● **Job**
Copy the records from the line containing "x-tick-label: 24 <box>988 692 1000 704</box>" down through the line containing "chart-title: EURUSD <box>660", replacing "level-label-bg" with "level-label-background" and keeping everything else the same.

● **Given data**
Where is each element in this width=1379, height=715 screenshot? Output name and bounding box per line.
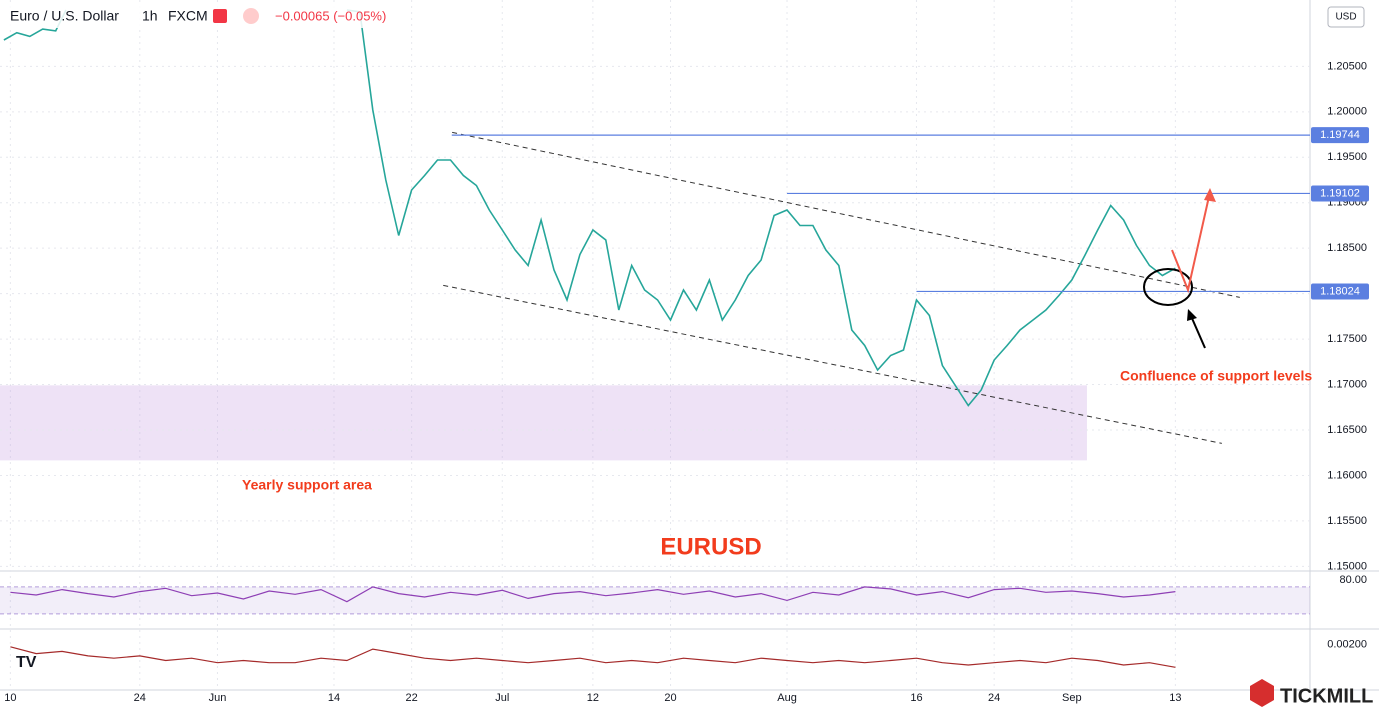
x-tick-label: 24 <box>988 692 1000 704</box>
level-label-bg <box>1311 127 1369 144</box>
highlight-ellipse <box>1143 268 1193 306</box>
arrow <box>1190 315 1206 349</box>
x-tick-label: Jul <box>495 692 509 704</box>
flag-icon[interactable] <box>213 9 227 23</box>
interval[interactable]: 1h <box>142 8 158 24</box>
annotation: Confluence of support levels <box>1120 368 1312 384</box>
currency[interactable]: USD <box>1335 12 1356 23</box>
support-zone <box>0 385 1087 461</box>
y-tick-label: 80.00 <box>1339 574 1367 586</box>
x-tick-label: 20 <box>664 692 676 704</box>
level-label-bg <box>1311 185 1369 202</box>
x-tick-label: Jun <box>209 692 227 704</box>
y-tick-label: 0.00200 <box>1327 638 1367 650</box>
brand: TICKMILL <box>1280 685 1373 707</box>
chart-title: EURUSD <box>660 533 761 560</box>
y-tick-label: 1.15000 <box>1327 560 1367 572</box>
y-tick-label: 1.19500 <box>1327 151 1367 163</box>
level-label-bg <box>1311 283 1369 300</box>
brand-logo <box>1250 679 1274 707</box>
x-tick-label: 10 <box>4 692 16 704</box>
trendline <box>443 284 1222 444</box>
y-tick-label: 1.18500 <box>1327 242 1367 254</box>
header-bg <box>0 4 380 28</box>
x-tick-label: Sep <box>1062 692 1082 704</box>
level-label: 1.18024 <box>1320 285 1360 297</box>
annotation: Yearly support area <box>242 477 372 493</box>
level-label: 1.19102 <box>1320 187 1360 199</box>
indicator-icon[interactable] <box>243 8 259 24</box>
symbol: Euro / U.S. Dollar <box>10 8 119 24</box>
source: FXCM <box>168 8 208 24</box>
x-tick-label: 12 <box>587 692 599 704</box>
y-tick-label: 1.20000 <box>1327 106 1367 118</box>
change: −0.00065 (−0.05%) <box>275 8 386 23</box>
arrow-head <box>1204 188 1216 202</box>
x-tick-label: 22 <box>406 692 418 704</box>
series-line <box>10 646 1176 668</box>
rsi-band <box>0 586 1310 614</box>
level-label: 1.19744 <box>1320 129 1360 141</box>
y-tick-label: 1.15500 <box>1327 515 1367 527</box>
arrow-head <box>1187 309 1197 321</box>
arrow <box>1171 191 1211 294</box>
x-tick-label: 24 <box>134 692 146 704</box>
tv-logo: TV <box>16 654 37 671</box>
y-tick-label: 1.20500 <box>1327 60 1367 72</box>
x-tick-label: 14 <box>328 692 340 704</box>
currency-button[interactable] <box>1327 6 1365 28</box>
y-tick-label: 1.17500 <box>1327 333 1367 345</box>
x-tick-label: 16 <box>910 692 922 704</box>
trendline <box>452 131 1240 298</box>
x-tick-label: 13 <box>1169 692 1181 704</box>
series-line <box>10 586 1176 603</box>
y-tick-label: 1.16000 <box>1327 469 1367 481</box>
x-tick-label: Aug <box>777 692 797 704</box>
plot <box>0 0 1310 690</box>
y-tick-label: 1.17000 <box>1327 378 1367 390</box>
y-tick-label: 1.16500 <box>1327 424 1367 436</box>
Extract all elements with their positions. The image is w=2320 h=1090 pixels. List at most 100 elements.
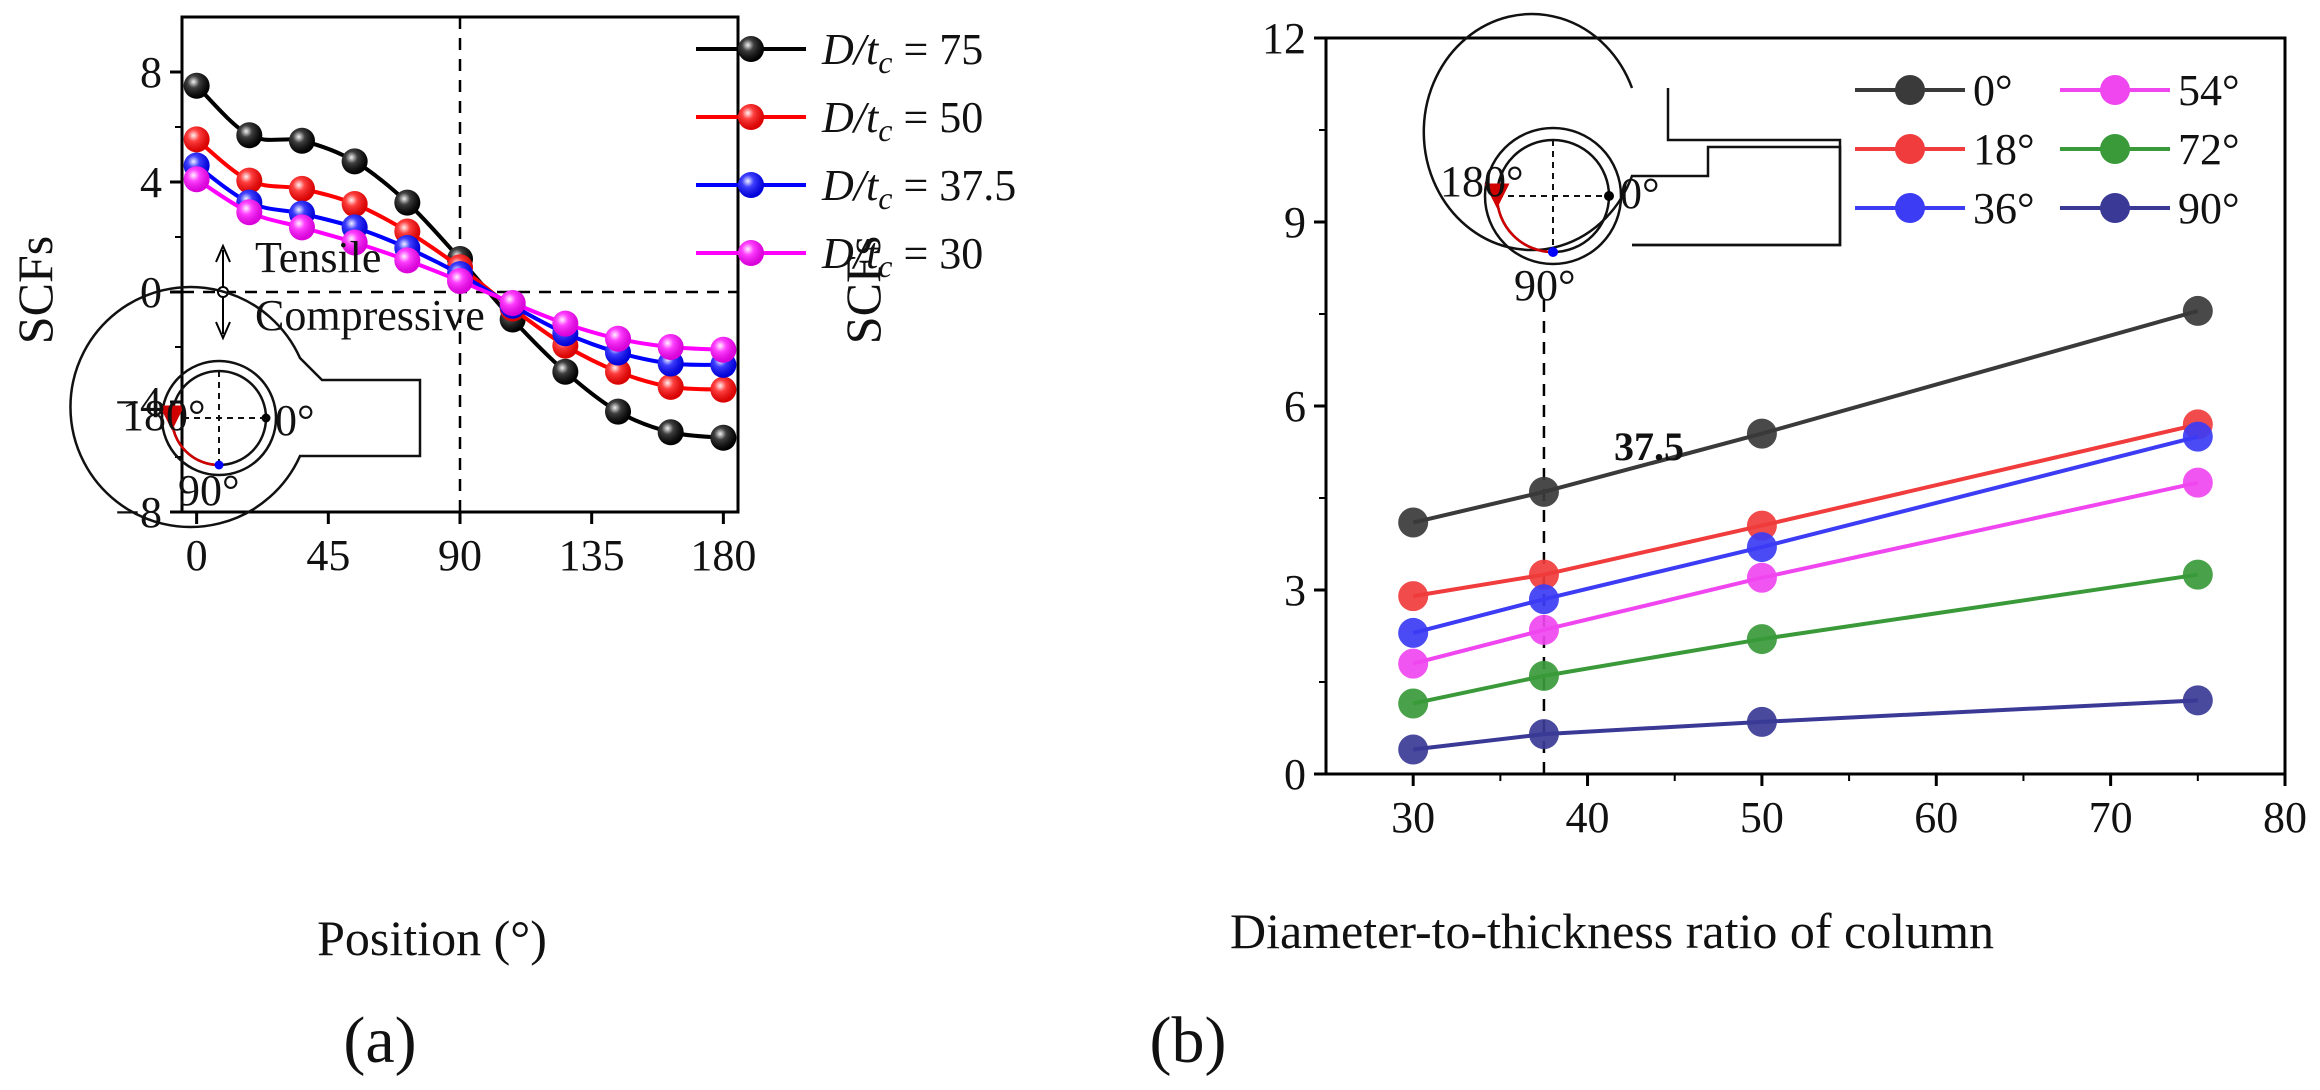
inset-outline [69, 285, 422, 529]
data-point [1746, 562, 1777, 593]
legend-marker [1895, 193, 1925, 223]
series-1 [1398, 295, 2213, 538]
data-point [394, 189, 421, 216]
legend-label: D/tc = 30 [821, 229, 983, 284]
y-tick-label: 9 [1284, 198, 1306, 247]
series-4 [183, 166, 737, 363]
data-point-shine [288, 175, 315, 202]
data-point [1746, 706, 1777, 737]
data-point-shine [710, 424, 737, 451]
inset-outline [1422, 12, 1842, 252]
data-point [605, 358, 632, 385]
series-3 [1398, 421, 2213, 648]
x-tick-label: 90 [438, 531, 482, 580]
data-point [605, 325, 632, 352]
inset-label-90: 90° [1514, 261, 1576, 310]
series-2 [1398, 409, 2213, 612]
data-point [183, 72, 210, 99]
arrow-up-icon [215, 243, 231, 263]
panel-b-x-axis-label: Diameter-to-thickness ratio of column [1230, 903, 1994, 959]
data-point [1398, 734, 1429, 765]
panel-b-y-axis-label: SCFs [835, 236, 891, 344]
legend-marker [1895, 75, 1925, 105]
data-point [657, 419, 684, 446]
vline-value-label: 37.5 [1614, 424, 1684, 469]
data-point [1528, 614, 1559, 645]
legend-marker [738, 172, 764, 198]
data-point-shine [710, 376, 737, 403]
data-point-shine [657, 334, 684, 360]
legend-item-6: 90° [2060, 184, 2240, 233]
y-tick-label: −8 [115, 488, 162, 537]
panel-a-label: (a) [343, 1004, 416, 1077]
data-point [288, 127, 315, 154]
data-point [236, 199, 263, 226]
panel-b-series-group [1398, 295, 2213, 765]
data-point [2182, 295, 2213, 326]
data-point [1528, 719, 1559, 750]
inset-point-180 [167, 413, 177, 423]
x-tick-label: 135 [559, 531, 625, 580]
inset-outline-body [1632, 88, 1842, 247]
panel-a-x-axis-label: Position (°) [317, 910, 547, 966]
legend-marker [738, 240, 764, 266]
legend-item-2: D/tc = 50 [696, 93, 983, 148]
legend-item-3: 36° [1855, 184, 2035, 233]
inset-point-90 [1548, 247, 1558, 257]
y-tick-label: 3 [1284, 566, 1306, 615]
y-tick-label: 8 [140, 48, 162, 97]
panel-b-legend: 0° 18° 36° 54° 72° 90° [1855, 66, 2240, 233]
panel-b-joint-inset: 180° 0° 90° [1422, 12, 1842, 310]
data-point [183, 166, 210, 193]
data-point [183, 126, 210, 153]
inset-point-0 [261, 413, 271, 423]
data-point [236, 167, 263, 194]
data-point [447, 268, 473, 294]
data-point [341, 229, 368, 256]
data-point [341, 148, 368, 175]
inset-label-90: 90° [178, 466, 240, 515]
series-line [1412, 434, 2199, 635]
inset-point-0 [1604, 191, 1614, 201]
data-point [605, 398, 632, 425]
data-point-shine [552, 310, 579, 337]
data-point-shine [605, 398, 632, 425]
data-point-shine [288, 214, 315, 241]
y-tick-label: 0 [1284, 750, 1306, 799]
data-point [1528, 584, 1559, 615]
legend-marker [2100, 134, 2130, 164]
legend-item-4: D/tc = 30 [696, 229, 983, 284]
legend-marker-shine [738, 36, 764, 62]
data-point-shine [236, 122, 263, 149]
legend-marker [2100, 193, 2130, 223]
inset-label-180: 180° [122, 391, 206, 440]
legend-label: 72° [2178, 125, 2240, 174]
data-point [552, 358, 579, 385]
panel-b-ticks: 30 40 50 60 70 80 0 3 6 9 12 [1262, 14, 2307, 842]
inset-position-arc [159, 405, 220, 467]
data-point-shine [394, 247, 421, 274]
data-point-shine [341, 229, 368, 256]
data-point [657, 334, 684, 360]
panel-a-joint-inset: 180° 0° 90° [69, 285, 422, 529]
data-point [710, 376, 737, 403]
panel-a-y-axis-label: SCFs [7, 236, 63, 344]
data-point [710, 336, 737, 363]
inset-point-180 [1492, 191, 1502, 201]
legend-label: D/tc = 50 [821, 93, 983, 148]
panel-b-chart: 30 40 50 60 70 80 0 3 6 9 12 SCFs Diameter-to-thic… [835, 12, 2307, 1077]
data-point [1528, 476, 1559, 507]
x-tick-label: 180 [690, 531, 756, 580]
x-tick-label: 80 [2263, 793, 2307, 842]
y-tick-label: 12 [1262, 14, 1306, 63]
y-tick-label: −4 [115, 378, 162, 427]
data-point [2182, 685, 2213, 716]
data-point [710, 424, 737, 451]
data-point-shine [447, 268, 473, 294]
x-tick-label: 30 [1391, 793, 1435, 842]
data-point [341, 191, 368, 217]
legend-label: D/tc = 37.5 [821, 161, 1016, 216]
data-point-shine [183, 126, 210, 153]
series-line [1412, 309, 2199, 525]
data-point [2182, 559, 2213, 590]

● **Solution**
x-tick-label: 24 <box>988 692 1000 704</box>
level-label-background <box>1311 127 1369 144</box>
highlight-ellipse <box>1143 268 1193 306</box>
arrow <box>1190 315 1206 349</box>
x-tick-label: Jul <box>495 692 509 704</box>
flag-icon[interactable] <box>213 9 227 23</box>
interval[interactable]: 1h <box>142 8 158 24</box>
annotation: Confluence of support levels <box>1120 368 1312 384</box>
currency[interactable]: USD <box>1335 12 1356 23</box>
support-zone <box>0 385 1087 461</box>
y-tick-label: 80.00 <box>1339 574 1367 586</box>
x-tick-label: 20 <box>664 692 676 704</box>
level-label-background <box>1311 185 1369 202</box>
x-tick-label: Jun <box>209 692 227 704</box>
y-tick-label: 0.00200 <box>1327 638 1367 650</box>
brand: TICKMILL <box>1280 685 1373 707</box>
chart-title: EURUSD <box>660 533 761 560</box>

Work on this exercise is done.